■ Extracted text

Jointly with RD12 we have studied systems for timing, trigger and control distribution and demonstrated the capability of time-division multiplexing the required signals and broadcasting them optically to 1024 receivers per laser transmitter with a recovered clock jitter of less than 100 ps. We plan to extend this work and, in conjunction with CERN ECP Microelectronics Group, to develop a demonstrator timing receiver ASIC which could be used in detector R&D projects.

Suggested milestones for the second year of the RD27 project are listed below.

■ Information supplied
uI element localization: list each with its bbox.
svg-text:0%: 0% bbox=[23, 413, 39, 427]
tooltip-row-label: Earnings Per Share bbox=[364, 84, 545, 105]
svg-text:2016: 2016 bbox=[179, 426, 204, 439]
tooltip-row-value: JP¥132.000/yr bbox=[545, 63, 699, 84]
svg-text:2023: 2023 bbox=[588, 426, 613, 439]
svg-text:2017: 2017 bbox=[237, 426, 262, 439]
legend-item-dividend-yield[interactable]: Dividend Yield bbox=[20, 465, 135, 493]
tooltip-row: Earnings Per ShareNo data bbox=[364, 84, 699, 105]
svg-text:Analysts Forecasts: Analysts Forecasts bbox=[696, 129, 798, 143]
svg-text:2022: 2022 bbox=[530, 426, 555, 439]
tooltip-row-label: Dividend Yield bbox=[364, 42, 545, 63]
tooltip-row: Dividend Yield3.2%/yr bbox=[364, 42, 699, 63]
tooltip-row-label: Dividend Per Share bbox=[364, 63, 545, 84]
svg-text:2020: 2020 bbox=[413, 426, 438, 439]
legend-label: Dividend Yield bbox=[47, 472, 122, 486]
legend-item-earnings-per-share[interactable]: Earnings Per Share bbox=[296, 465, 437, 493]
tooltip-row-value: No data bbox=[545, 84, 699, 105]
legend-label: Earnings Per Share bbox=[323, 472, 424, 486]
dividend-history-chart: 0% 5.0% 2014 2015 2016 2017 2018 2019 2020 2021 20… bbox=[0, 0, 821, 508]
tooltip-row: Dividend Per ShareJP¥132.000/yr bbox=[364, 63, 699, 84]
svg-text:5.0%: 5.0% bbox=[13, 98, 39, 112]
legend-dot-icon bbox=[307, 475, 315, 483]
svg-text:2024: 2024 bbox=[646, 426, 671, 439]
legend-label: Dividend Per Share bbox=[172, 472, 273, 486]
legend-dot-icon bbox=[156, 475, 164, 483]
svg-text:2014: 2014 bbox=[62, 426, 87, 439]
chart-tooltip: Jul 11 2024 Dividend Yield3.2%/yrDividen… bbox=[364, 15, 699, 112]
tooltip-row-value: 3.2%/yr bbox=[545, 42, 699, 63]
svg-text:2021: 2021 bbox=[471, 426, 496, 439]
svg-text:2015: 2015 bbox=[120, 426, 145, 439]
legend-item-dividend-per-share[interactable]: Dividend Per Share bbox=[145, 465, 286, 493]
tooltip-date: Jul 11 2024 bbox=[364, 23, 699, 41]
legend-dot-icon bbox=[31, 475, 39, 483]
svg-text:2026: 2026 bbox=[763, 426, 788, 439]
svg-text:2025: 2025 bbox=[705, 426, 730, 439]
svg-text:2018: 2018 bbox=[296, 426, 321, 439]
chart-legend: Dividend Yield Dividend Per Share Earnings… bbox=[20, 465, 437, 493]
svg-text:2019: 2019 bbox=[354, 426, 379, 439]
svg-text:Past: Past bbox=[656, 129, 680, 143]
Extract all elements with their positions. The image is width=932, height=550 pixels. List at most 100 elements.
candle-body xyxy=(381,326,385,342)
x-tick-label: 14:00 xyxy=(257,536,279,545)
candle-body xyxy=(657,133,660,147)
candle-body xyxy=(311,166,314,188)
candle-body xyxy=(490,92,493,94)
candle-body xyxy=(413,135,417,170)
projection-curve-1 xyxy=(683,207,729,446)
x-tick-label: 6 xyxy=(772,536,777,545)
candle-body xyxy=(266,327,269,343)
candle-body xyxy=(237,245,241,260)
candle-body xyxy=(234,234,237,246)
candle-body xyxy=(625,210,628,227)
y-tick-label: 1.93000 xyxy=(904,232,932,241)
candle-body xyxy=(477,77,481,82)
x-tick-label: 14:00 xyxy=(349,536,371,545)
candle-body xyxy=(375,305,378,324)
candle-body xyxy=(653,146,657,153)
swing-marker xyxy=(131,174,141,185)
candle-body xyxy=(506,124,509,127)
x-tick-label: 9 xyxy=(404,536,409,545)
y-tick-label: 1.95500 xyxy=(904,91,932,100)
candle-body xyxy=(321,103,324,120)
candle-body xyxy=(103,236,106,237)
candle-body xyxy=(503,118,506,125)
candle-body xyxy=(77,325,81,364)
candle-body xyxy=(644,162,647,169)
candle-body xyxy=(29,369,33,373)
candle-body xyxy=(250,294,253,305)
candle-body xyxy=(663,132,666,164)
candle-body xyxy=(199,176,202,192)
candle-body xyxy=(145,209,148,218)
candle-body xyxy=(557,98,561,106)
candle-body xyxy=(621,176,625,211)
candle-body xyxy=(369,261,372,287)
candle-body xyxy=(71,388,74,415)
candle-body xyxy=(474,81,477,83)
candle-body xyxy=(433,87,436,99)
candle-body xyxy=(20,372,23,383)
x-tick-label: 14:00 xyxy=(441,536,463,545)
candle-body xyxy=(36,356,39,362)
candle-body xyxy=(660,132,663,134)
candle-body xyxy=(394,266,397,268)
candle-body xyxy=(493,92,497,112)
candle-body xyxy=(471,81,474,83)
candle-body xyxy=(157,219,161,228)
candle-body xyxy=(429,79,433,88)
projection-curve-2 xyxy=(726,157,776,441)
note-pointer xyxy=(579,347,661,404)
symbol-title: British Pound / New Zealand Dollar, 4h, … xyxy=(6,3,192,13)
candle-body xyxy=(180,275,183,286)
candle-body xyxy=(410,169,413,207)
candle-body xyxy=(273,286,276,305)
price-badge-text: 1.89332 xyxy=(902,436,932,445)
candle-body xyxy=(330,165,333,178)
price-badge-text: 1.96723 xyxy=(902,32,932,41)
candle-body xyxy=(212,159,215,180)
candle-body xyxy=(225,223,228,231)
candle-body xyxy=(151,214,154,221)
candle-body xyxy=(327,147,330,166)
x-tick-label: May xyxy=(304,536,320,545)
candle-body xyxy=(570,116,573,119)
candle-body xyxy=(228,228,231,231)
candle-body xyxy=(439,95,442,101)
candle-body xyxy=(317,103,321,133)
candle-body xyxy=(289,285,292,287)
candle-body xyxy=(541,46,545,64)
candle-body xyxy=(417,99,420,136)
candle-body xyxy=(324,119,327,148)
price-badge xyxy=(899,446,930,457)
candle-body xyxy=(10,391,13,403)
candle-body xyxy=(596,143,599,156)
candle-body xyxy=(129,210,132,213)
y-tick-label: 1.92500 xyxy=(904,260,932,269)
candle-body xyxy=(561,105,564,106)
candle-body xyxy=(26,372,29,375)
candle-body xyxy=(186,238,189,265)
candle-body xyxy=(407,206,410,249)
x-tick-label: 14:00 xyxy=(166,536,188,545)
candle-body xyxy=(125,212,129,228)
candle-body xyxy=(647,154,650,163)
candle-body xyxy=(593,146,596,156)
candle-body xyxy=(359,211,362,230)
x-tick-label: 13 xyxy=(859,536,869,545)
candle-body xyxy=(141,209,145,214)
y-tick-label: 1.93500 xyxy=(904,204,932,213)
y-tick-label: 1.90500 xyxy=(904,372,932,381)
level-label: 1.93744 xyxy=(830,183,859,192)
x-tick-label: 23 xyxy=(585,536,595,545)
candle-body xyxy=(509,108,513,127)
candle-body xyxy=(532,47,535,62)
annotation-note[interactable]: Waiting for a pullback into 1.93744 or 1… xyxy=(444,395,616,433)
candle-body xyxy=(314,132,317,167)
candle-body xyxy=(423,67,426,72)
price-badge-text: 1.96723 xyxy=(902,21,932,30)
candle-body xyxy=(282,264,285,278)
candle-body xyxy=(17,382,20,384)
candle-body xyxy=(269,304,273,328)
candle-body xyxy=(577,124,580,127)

==

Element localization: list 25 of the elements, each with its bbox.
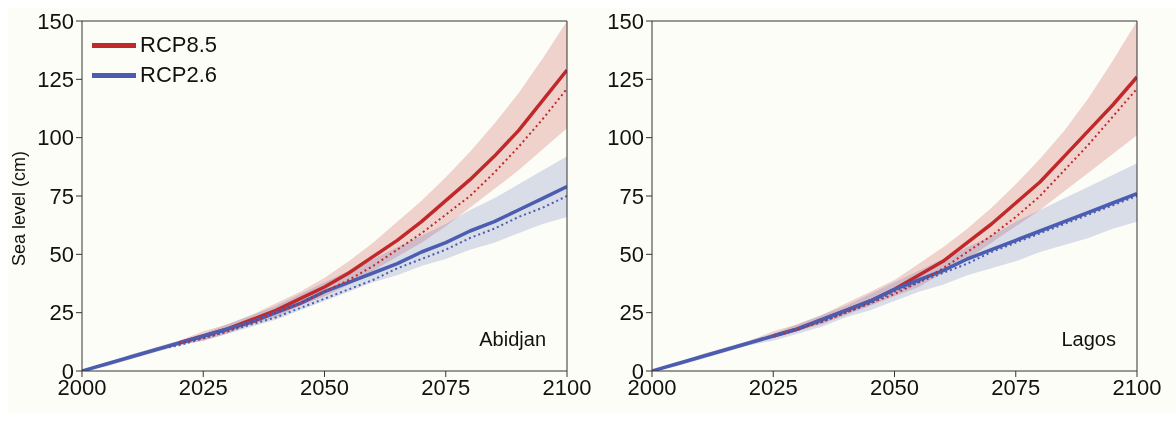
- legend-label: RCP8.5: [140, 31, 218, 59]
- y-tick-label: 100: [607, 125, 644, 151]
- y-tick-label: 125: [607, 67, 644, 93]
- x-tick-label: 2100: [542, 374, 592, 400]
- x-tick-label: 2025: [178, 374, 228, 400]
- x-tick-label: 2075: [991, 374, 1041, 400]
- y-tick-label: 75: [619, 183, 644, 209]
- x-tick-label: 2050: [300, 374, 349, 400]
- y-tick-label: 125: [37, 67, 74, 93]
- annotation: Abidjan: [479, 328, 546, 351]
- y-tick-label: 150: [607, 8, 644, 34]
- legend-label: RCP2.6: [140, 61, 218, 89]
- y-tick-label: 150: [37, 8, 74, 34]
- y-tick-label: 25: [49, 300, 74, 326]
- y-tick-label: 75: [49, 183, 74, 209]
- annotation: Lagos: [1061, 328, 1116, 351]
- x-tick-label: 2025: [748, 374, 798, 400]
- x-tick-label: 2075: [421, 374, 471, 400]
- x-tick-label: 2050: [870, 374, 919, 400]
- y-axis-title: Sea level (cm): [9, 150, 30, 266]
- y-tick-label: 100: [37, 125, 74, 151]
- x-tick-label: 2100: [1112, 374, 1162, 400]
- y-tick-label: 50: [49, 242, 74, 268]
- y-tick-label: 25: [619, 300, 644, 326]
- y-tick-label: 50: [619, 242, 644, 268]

■ Written problem
Continue the RD27 passage on timing, trigger and control distribution, picking up after its last sentence.

■ Result of the exercise
### 8. Suggested Milestones

We propose the following milestones for the next year of the project:

- more detailed design studies for a first-level trigger system
- further design studies of calorimeter triggers and beam tests of prototypes; detailed studies of data-transfer techniques using high-speed links and zero suppression

- further design studies of muon triggers, addressing the issue of bunch-crossing identification in a large-area system; beam tests of a muon trigger prototype
- continued development of system components for timing, trigger and control distribution (with RD12). Specification of ASIC implementation of timing receiver in collaboration with CERN ECP/MIC and Padua University/INFN; if funding permits, fabrication of demonstrator chips
- design studies for a central level-1 trigger processor and development of demonstrator prototypes based on field-programmable gate arrays
- design studies for the level-1 level-2 trigger interface and development of demonstrator prototypes

### 9. Division of Work

The areas of responsibility of the participating groups are summarised in the following table.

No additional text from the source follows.